--- START OF Raw records ---

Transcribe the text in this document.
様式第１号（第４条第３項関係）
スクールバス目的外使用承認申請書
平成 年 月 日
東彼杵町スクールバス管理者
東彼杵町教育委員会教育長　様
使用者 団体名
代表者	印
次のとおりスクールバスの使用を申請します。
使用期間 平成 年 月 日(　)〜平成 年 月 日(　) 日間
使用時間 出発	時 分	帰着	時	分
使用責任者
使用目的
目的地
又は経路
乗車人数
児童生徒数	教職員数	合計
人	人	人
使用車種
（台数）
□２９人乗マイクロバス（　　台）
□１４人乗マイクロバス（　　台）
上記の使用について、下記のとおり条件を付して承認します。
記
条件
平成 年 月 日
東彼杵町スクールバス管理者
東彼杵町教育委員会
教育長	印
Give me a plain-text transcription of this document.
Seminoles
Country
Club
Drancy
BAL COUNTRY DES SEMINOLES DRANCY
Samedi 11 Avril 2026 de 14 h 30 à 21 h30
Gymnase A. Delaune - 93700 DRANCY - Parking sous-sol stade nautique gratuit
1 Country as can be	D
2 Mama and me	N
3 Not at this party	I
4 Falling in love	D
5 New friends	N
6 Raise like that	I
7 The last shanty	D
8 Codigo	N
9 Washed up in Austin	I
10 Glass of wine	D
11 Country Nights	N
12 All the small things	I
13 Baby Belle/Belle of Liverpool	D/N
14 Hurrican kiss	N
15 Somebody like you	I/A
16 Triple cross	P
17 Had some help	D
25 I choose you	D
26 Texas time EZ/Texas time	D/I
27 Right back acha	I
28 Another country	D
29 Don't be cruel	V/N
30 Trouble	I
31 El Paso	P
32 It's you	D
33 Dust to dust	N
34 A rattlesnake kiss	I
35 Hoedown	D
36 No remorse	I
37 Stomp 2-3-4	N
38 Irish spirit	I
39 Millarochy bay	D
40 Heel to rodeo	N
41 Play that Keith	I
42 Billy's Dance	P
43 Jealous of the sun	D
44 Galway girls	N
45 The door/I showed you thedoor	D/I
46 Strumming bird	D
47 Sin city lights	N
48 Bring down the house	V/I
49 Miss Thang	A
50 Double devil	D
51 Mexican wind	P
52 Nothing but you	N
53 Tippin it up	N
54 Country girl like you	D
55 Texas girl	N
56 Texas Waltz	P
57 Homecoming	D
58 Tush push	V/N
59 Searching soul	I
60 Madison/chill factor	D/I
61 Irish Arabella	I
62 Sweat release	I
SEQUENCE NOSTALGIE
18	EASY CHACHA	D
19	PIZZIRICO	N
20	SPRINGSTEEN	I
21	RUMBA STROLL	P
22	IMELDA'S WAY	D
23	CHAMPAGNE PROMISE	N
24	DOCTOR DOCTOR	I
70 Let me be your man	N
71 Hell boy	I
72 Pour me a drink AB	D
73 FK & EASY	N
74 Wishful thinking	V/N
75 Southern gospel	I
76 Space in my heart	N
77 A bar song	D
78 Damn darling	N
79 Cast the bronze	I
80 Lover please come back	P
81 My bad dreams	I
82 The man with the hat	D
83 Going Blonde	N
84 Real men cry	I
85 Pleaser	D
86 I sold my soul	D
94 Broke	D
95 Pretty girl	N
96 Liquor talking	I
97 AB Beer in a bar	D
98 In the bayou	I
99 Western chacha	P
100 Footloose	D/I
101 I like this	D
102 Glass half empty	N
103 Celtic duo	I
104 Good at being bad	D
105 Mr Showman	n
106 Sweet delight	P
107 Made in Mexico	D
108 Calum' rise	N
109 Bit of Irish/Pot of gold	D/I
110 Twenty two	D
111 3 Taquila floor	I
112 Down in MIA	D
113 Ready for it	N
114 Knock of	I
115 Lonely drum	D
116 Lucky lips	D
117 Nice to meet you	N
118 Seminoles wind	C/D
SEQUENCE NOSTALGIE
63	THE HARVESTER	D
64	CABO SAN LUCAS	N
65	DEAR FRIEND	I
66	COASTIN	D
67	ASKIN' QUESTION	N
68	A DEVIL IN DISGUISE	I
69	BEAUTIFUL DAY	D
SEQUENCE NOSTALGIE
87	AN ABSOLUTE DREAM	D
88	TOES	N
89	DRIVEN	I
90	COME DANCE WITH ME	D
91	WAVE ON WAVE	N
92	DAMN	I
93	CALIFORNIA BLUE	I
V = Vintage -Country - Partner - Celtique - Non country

--- END OF Raw records ---

▶ _Goal of the exercise_
Show, from the listing above, each line that contains the word "Irish".

▶ _The response_
38 Irish spirit	I
61 Irish Arabella	I
109 Bit of Irish/Pot of gold	D/I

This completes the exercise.